## Start

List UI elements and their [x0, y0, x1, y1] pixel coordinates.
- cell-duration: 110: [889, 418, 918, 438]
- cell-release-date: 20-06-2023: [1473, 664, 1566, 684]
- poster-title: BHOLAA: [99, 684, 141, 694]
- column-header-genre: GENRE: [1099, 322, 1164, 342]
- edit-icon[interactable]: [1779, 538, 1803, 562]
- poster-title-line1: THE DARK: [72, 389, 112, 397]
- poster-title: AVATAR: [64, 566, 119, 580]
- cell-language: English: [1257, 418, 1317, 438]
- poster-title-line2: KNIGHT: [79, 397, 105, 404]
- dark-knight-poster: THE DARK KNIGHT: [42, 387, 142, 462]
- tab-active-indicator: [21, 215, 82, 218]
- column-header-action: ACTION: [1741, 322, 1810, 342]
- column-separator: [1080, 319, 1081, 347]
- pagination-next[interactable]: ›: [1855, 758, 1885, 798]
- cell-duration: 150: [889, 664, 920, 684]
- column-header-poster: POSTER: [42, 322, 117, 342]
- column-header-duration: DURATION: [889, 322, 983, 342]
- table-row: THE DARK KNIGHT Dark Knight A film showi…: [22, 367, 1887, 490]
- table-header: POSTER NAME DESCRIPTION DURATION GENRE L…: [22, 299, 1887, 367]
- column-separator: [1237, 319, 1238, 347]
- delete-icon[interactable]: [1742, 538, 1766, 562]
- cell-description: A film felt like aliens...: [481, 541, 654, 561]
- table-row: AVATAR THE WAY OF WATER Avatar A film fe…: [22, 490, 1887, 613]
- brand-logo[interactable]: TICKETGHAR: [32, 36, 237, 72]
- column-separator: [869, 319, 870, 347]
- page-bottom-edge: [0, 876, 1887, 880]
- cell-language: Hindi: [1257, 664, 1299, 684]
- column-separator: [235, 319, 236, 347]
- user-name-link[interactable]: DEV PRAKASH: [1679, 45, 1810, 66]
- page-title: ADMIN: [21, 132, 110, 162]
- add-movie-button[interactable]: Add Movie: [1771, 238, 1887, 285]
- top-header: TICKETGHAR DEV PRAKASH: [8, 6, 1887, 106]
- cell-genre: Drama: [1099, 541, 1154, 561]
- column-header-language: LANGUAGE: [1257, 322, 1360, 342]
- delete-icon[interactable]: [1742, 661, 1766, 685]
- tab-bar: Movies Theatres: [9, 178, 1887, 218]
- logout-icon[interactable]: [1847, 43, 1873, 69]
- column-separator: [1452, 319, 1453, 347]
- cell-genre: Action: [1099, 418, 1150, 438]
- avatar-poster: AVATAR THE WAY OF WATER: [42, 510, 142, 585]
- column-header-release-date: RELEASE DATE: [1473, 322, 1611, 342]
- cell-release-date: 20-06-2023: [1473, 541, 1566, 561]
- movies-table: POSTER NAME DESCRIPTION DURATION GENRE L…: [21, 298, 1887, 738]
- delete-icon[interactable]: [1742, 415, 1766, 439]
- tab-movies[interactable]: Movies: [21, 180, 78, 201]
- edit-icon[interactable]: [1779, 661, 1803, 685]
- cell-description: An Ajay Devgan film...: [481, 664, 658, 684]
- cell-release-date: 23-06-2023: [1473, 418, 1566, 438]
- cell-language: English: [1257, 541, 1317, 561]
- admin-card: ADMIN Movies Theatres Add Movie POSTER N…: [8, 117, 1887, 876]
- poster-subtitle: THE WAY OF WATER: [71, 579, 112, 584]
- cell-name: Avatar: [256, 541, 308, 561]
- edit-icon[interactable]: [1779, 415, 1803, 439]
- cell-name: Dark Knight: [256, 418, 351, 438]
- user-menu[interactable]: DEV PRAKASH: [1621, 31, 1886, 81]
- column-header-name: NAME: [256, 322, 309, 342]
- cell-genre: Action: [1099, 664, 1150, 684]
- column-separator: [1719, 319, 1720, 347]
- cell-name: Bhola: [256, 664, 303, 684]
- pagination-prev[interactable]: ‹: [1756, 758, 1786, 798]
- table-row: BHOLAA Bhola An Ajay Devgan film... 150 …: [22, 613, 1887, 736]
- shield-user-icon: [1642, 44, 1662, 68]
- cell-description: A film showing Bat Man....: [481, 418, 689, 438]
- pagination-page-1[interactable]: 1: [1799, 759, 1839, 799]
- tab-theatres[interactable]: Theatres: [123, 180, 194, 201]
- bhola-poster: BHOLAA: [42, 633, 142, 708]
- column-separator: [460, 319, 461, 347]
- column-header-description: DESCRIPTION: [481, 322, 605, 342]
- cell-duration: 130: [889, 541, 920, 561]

## End

-- DIRECTIVE --
Rewrite the records with every "edit-icon" replaced by "modify-icon", leaving everything else the same.

-- COMPLETE RESPONSE --
List UI elements and their [x0, y0, x1, y1] pixel coordinates.
- cell-duration: 110: [889, 418, 918, 438]
- cell-release-date: 20-06-2023: [1473, 664, 1566, 684]
- poster-title: BHOLAA: [99, 684, 141, 694]
- column-header-genre: GENRE: [1099, 322, 1164, 342]
- modify-icon[interactable]: [1779, 538, 1803, 562]
- poster-title-line1: THE DARK: [72, 389, 112, 397]
- poster-title: AVATAR: [64, 566, 119, 580]
- cell-language: English: [1257, 418, 1317, 438]
- poster-title-line2: KNIGHT: [79, 397, 105, 404]
- dark-knight-poster: THE DARK KNIGHT: [42, 387, 142, 462]
- tab-active-indicator: [21, 215, 82, 218]
- column-header-action: ACTION: [1741, 322, 1810, 342]
- column-separator: [1080, 319, 1081, 347]
- pagination-next[interactable]: ›: [1855, 758, 1885, 798]
- cell-duration: 150: [889, 664, 920, 684]
- column-header-poster: POSTER: [42, 322, 117, 342]
- column-header-duration: DURATION: [889, 322, 983, 342]
- table-row: THE DARK KNIGHT Dark Knight A film showi…: [22, 367, 1887, 490]
- table-header: POSTER NAME DESCRIPTION DURATION GENRE L…: [22, 299, 1887, 367]
- column-separator: [1237, 319, 1238, 347]
- delete-icon[interactable]: [1742, 538, 1766, 562]
- cell-description: A film felt like aliens...: [481, 541, 654, 561]
- table-row: AVATAR THE WAY OF WATER Avatar A film fe…: [22, 490, 1887, 613]
- brand-logo[interactable]: TICKETGHAR: [32, 36, 237, 72]
- column-separator: [869, 319, 870, 347]
- page-bottom-edge: [0, 876, 1887, 880]
- cell-language: Hindi: [1257, 664, 1299, 684]
- column-separator: [235, 319, 236, 347]
- user-name-link[interactable]: DEV PRAKASH: [1679, 45, 1810, 66]
- page-title: ADMIN: [21, 132, 110, 162]
- add-movie-button[interactable]: Add Movie: [1771, 238, 1887, 285]
- top-header: TICKETGHAR DEV PRAKASH: [8, 6, 1887, 106]
- cell-genre: Drama: [1099, 541, 1154, 561]
- column-header-language: LANGUAGE: [1257, 322, 1360, 342]
- delete-icon[interactable]: [1742, 661, 1766, 685]
- tab-bar: Movies Theatres: [9, 178, 1887, 218]
- logout-icon[interactable]: [1847, 43, 1873, 69]
- column-separator: [1452, 319, 1453, 347]
- cell-genre: Action: [1099, 418, 1150, 438]
- avatar-poster: AVATAR THE WAY OF WATER: [42, 510, 142, 585]
- column-header-release-date: RELEASE DATE: [1473, 322, 1611, 342]
- cell-release-date: 20-06-2023: [1473, 541, 1566, 561]
- movies-table: POSTER NAME DESCRIPTION DURATION GENRE L…: [21, 298, 1887, 738]
- delete-icon[interactable]: [1742, 415, 1766, 439]
- tab-movies[interactable]: Movies: [21, 180, 78, 201]
- modify-icon[interactable]: [1779, 661, 1803, 685]
- cell-description: An Ajay Devgan film...: [481, 664, 658, 684]
- cell-release-date: 23-06-2023: [1473, 418, 1566, 438]
- cell-language: English: [1257, 541, 1317, 561]
- admin-card: ADMIN Movies Theatres Add Movie POSTER N…: [8, 117, 1887, 876]
- poster-subtitle: THE WAY OF WATER: [71, 579, 112, 584]
- cell-name: Avatar: [256, 541, 308, 561]
- modify-icon[interactable]: [1779, 415, 1803, 439]
- cell-name: Dark Knight: [256, 418, 351, 438]
- user-menu[interactable]: DEV PRAKASH: [1621, 31, 1886, 81]
- column-header-name: NAME: [256, 322, 309, 342]
- cell-genre: Action: [1099, 664, 1150, 684]
- column-separator: [1719, 319, 1720, 347]
- cell-name: Bhola: [256, 664, 303, 684]
- pagination-prev[interactable]: ‹: [1756, 758, 1786, 798]
- table-row: BHOLAA Bhola An Ajay Devgan film... 150 …: [22, 613, 1887, 736]
- shield-user-icon: [1642, 44, 1662, 68]
- cell-description: A film showing Bat Man....: [481, 418, 689, 438]
- pagination-page-1[interactable]: 1: [1799, 759, 1839, 799]
- tab-theatres[interactable]: Theatres: [123, 180, 194, 201]
- bhola-poster: BHOLAA: [42, 633, 142, 708]
- column-separator: [460, 319, 461, 347]
- column-header-description: DESCRIPTION: [481, 322, 605, 342]
- cell-duration: 130: [889, 541, 920, 561]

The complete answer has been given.